After these goals are achieved, we will move to the next important milestone. In addition to creating organic growth in existing businesses, we will also simultaneously develop new business, new businesses with high growth and high value in the future. To this end, we have specially set up a transformation office to build a LITE-ON IoE ecosystem. A dedicated team comprehensively reduced the company's core capabilities, technologies, resources and business models, we find new tracks and scope that we will enter in the future and draw up a long-term vision and blueprint for new businesses. This is why we have especially arranged for CTO, Jason Tsao to talk with you today so that you, investors, can have a first-hand understanding of our future plans and the new businesses that we are developing.
At the same time, LITE-ON's new innovation platform, LITE-ON+ has been established to more openly connect resources with the global innovation teams and partners. These are all business-related matters.
In the past 3 years, we have also spent a lot of time on ESG. From a broader ESG perspective, we deeply feel the urgency and necessity for companies to respond to global climate change and adaptation. LITE-ON introduced international standards and the environmental regulations many years ago to reduce greenhouse gas emissions and comply with SBT reviews. We have gradually increased renewable energy use, fully shifted manufacturing processes and product materials to low carbon design and collaborated with high emission supply chain to strengthen ESG due diligence, continue to develop low-carbon materials and digital platforms for carbon management. All of these are efforts to care for future low-carbon economic competitiveness.
In terms of Corporate Governance, we have added an ESG cycle to our internal control system, strengthen the sustainable governance mechanism and introduce the latest international center ISO 27001-2022, to strengthen the information security of information systems and products.
As for social engagement, our goal is to be a people-centered business. Over the past 3 years, we have continued our direct dialogue with employees around the world, paying attention to the concerns that the new generation of employees and establishing a close partnership of mutual trust with employees based on LITE-ON's new vision and business philosophy. We review and adjust the salary and lead system such as establishing employee stock ownership trusts, food court level free employee meals, supporting family care and flexible paid leave. At the same time, we have also established the LITE-ON WoW women's club to support female colleagues in 2023, helping to build LITE-ON into a company that respects humanity and shares its vision with its employees.
To sum up, lifetimes changes in transformation are essentially about constantly surpassing ourselves. Everyone must have observed and felt that LITE-ON has begun to look quite different. I believe that LITE-ON is full of vitality and innovative prospects. In the new industrial trends in technological development, LITE-ON with its core capabilities and [ light ] power and global presence will work side-by-side with more partners to create products with more forward-looking value.
Finally, looking forward to 2024, the global economy is still affected by interest rate hikes and geopolitics. The overall prosperity now seems similar to 2023. But economic activity has almost bottomed out. There should be an opportunity to show moderate growth this year in 2024. In order to service our clients with high-efficiency local operation networks and improve efficiency, I think there are still opportunities for continued growth in our core businesses such as cloud power supply solutions.

• What to work on:
• 1. According to the excerpted remarks, in what year was the LITE-ON WoW women's club established?
• 2. Rewrite everything in the excerpted remarks from "As for social" down to "with its employees.", replacing "female colleagues" with "women employees".

• Stored rows:
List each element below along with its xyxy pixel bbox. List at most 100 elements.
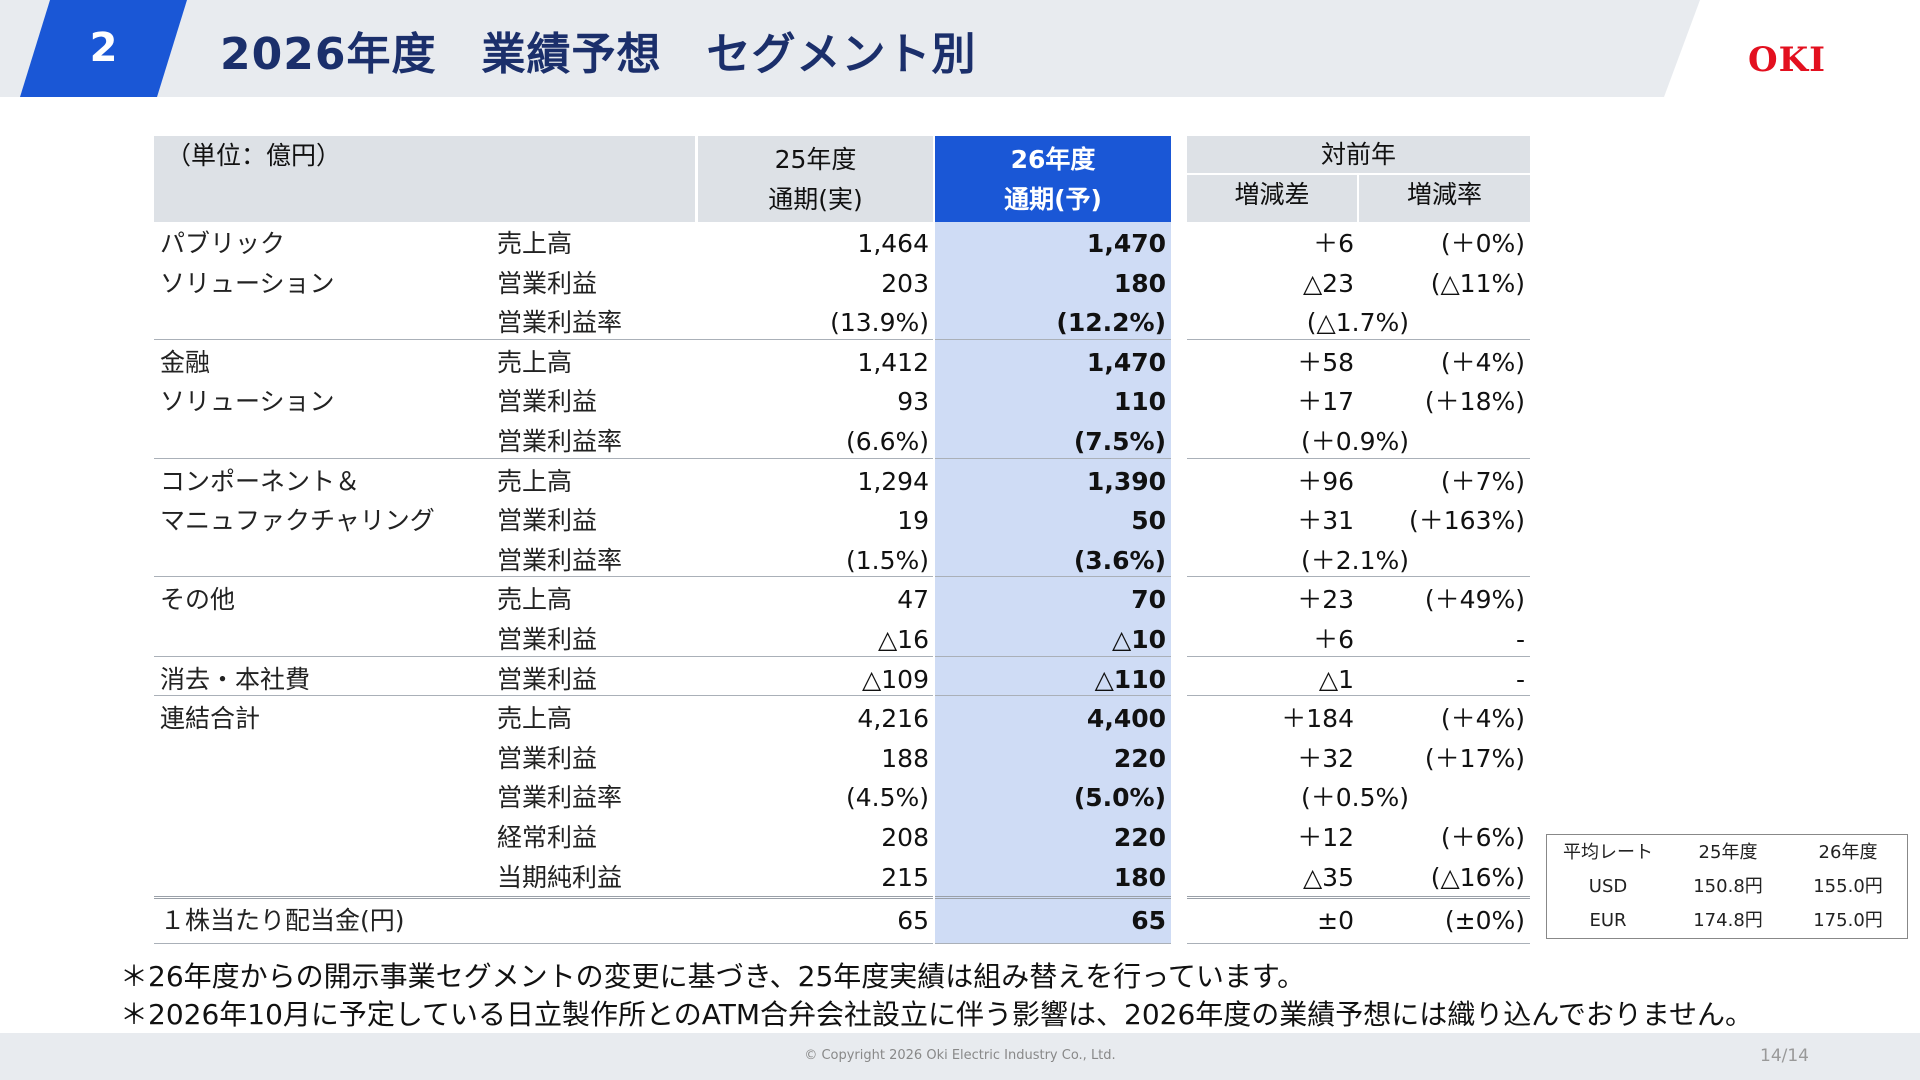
row-separator	[154, 943, 933, 945]
fy25-header-line2: 通期(実)	[768, 185, 863, 214]
yoy-rate: (＋163%)	[1409, 506, 1525, 536]
row-separator	[1187, 457, 1530, 459]
yoy-rate	[1360, 422, 1525, 462]
row-separator	[935, 695, 1171, 697]
dividend-label: １株当たり配当金(円)	[160, 906, 405, 936]
yoy-diff: (＋0.9%)	[1300, 427, 1409, 456]
line-item: 売上高	[497, 229, 573, 258]
forecast-column-highlight	[935, 136, 1171, 943]
fy26-value: 70	[1131, 585, 1166, 615]
line-item: 当期純利益	[497, 862, 623, 892]
line-item: 営業利益率	[497, 783, 623, 813]
yoy-rate: (＋4%)	[1440, 347, 1525, 377]
row-separator	[154, 576, 933, 578]
yoy-rate: (＋49%)	[1424, 585, 1525, 615]
line-item: 売上高	[497, 347, 573, 377]
yoy-rate: (△16%)	[1430, 862, 1525, 892]
table-header-fy26	[935, 136, 1171, 222]
line-item: 営業利益率	[497, 545, 623, 575]
dividend-fy25: 65	[897, 906, 929, 936]
fx-rate-box	[1546, 834, 1908, 939]
row-separator	[154, 896, 933, 900]
fy25-value: 215	[881, 862, 929, 892]
line-item: 営業利益	[497, 268, 598, 298]
line-item: 営業利益率	[497, 308, 623, 338]
yoy-diff: ＋96	[1297, 466, 1354, 496]
fx-value-cell: 175.0円	[1813, 910, 1883, 931]
fx-header-cell: 26年度	[1818, 842, 1878, 863]
yoy-rate: -	[1515, 664, 1525, 694]
fy25-value: 1,412	[857, 347, 929, 377]
segment-name: パブリック	[160, 229, 286, 258]
table-header-diff	[1187, 175, 1357, 222]
row-separator	[1187, 943, 1530, 945]
fy26-value: 220	[1113, 743, 1166, 773]
yoy-diff: ＋23	[1297, 585, 1354, 615]
fy26-value: (7.5%)	[1073, 427, 1166, 456]
section-number: 2	[89, 25, 118, 71]
fx-value-cell: USD	[1588, 876, 1628, 897]
row-separator	[935, 576, 1171, 578]
yoy-diff: (△1.7%)	[1306, 308, 1409, 338]
yoy-rate: (＋0%)	[1440, 229, 1525, 258]
fy26-value: 220	[1113, 823, 1166, 852]
fy26-value: △110	[1094, 664, 1166, 694]
row-separator	[935, 896, 1171, 900]
row-separator	[1187, 576, 1530, 578]
yoy-diff: ＋32	[1297, 743, 1354, 773]
row-separator	[154, 457, 933, 459]
row-separator	[935, 338, 1171, 340]
segment-name: 消去・本社費	[160, 664, 311, 694]
fx-value-cell: 155.0円	[1813, 876, 1883, 897]
table-header-fy25	[698, 136, 933, 222]
fy26-value: (3.6%)	[1073, 545, 1166, 575]
segment-name: ソリューション	[160, 268, 335, 298]
fx-value-cell: 150.8円	[1693, 876, 1763, 897]
page-title: 2026年度 業績予想 セグメント別	[220, 29, 977, 80]
line-item: 営業利益率	[497, 427, 623, 456]
line-item: 営業利益	[497, 387, 598, 417]
fy25-value: (1.5%)	[845, 545, 929, 575]
fy25-header-line1: 25年度	[774, 145, 857, 174]
fy25-value: 19	[897, 506, 929, 536]
fy25-value: 1,294	[857, 466, 929, 496]
fy26-value: 4,400	[1086, 704, 1166, 734]
fy25-value: 188	[881, 743, 929, 773]
dividend-rate: (±0%)	[1444, 906, 1525, 936]
line-item: 営業利益	[497, 625, 598, 654]
dividend-diff: ±0	[1317, 906, 1354, 936]
yoy-rate	[1360, 303, 1525, 343]
fy26-header-line2: 通期(予)	[1004, 185, 1102, 214]
fy25-value: 47	[897, 585, 929, 615]
fy26-value: 110	[1113, 387, 1166, 417]
header-band	[0, 0, 1700, 97]
yoy-rate: (＋18%)	[1424, 387, 1525, 417]
fy25-value: 208	[881, 823, 929, 852]
yoy-diff: ＋6	[1313, 625, 1354, 654]
copyright: © Copyright 2026 Oki Electric Industry C…	[804, 1048, 1116, 1063]
segment-name: ソリューション	[160, 387, 335, 417]
fy26-value: 180	[1113, 862, 1166, 892]
fy25-value: (13.9%)	[830, 308, 929, 338]
row-separator	[1187, 338, 1530, 340]
fy26-value: (12.2%)	[1056, 308, 1166, 338]
oki-logo: OKI	[1748, 40, 1827, 80]
segment-name: マニュファクチャリング	[160, 506, 435, 536]
yoy-rate	[1360, 541, 1525, 581]
table-header-yoy	[1187, 136, 1530, 173]
unit-label: （単位：億円）	[166, 141, 342, 170]
page-counter: 14/14	[1760, 1046, 1809, 1066]
fy26-value: 180	[1113, 268, 1166, 298]
fy26-value: 50	[1131, 506, 1166, 536]
line-item: 売上高	[497, 466, 573, 496]
yoy-diff: ＋17	[1297, 387, 1354, 417]
table-header-left	[154, 136, 695, 222]
section-number-box	[20, 0, 187, 97]
yoy-header: 対前年	[1320, 140, 1396, 169]
segment-name: 金融	[160, 347, 211, 377]
yoy-rate	[1360, 778, 1525, 818]
line-item: 売上高	[497, 704, 573, 734]
row-separator	[1187, 655, 1530, 657]
fy26-value: △10	[1111, 625, 1166, 654]
line-item: 売上高	[497, 585, 573, 615]
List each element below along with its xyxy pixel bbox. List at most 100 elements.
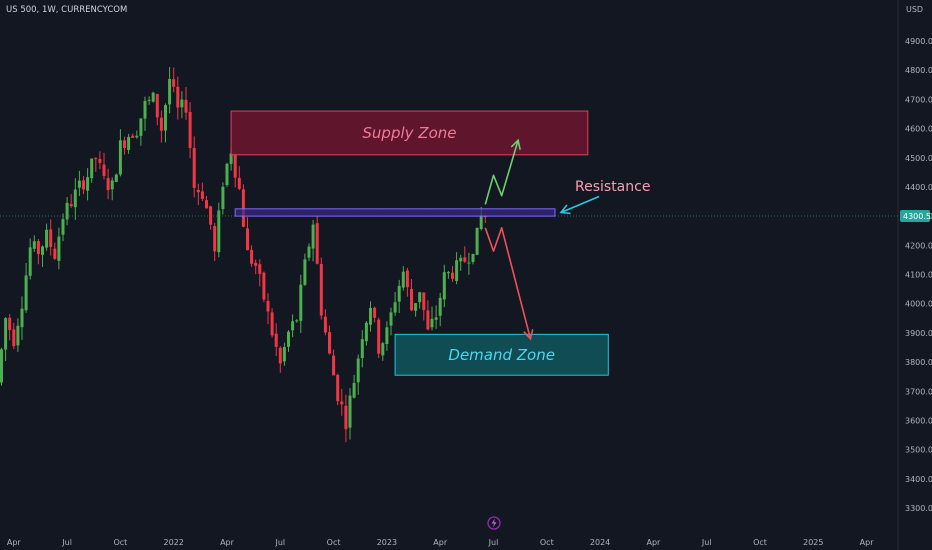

• Task-by-task answers:
• 1. 2023

• 2.
As for social engagement, our goal is to be a people-centered business. Over the past 3 years, we have continued our direct dialogue with employees around the world, paying attention to the concerns that the new generation of employees and establishing a close partnership of mutual trust with employees based on LITE-ON's new vision and business philosophy. We review and adjust the salary and lead system such as establishing employee stock ownership trusts, food court level free employee meals, supporting family care and flexible paid leave. At the same time, we have also established the LITE-ON WoW women's club to support women employees in 2023, helping to build LITE-ON into a company that respects humanity and shares its vision with its employees.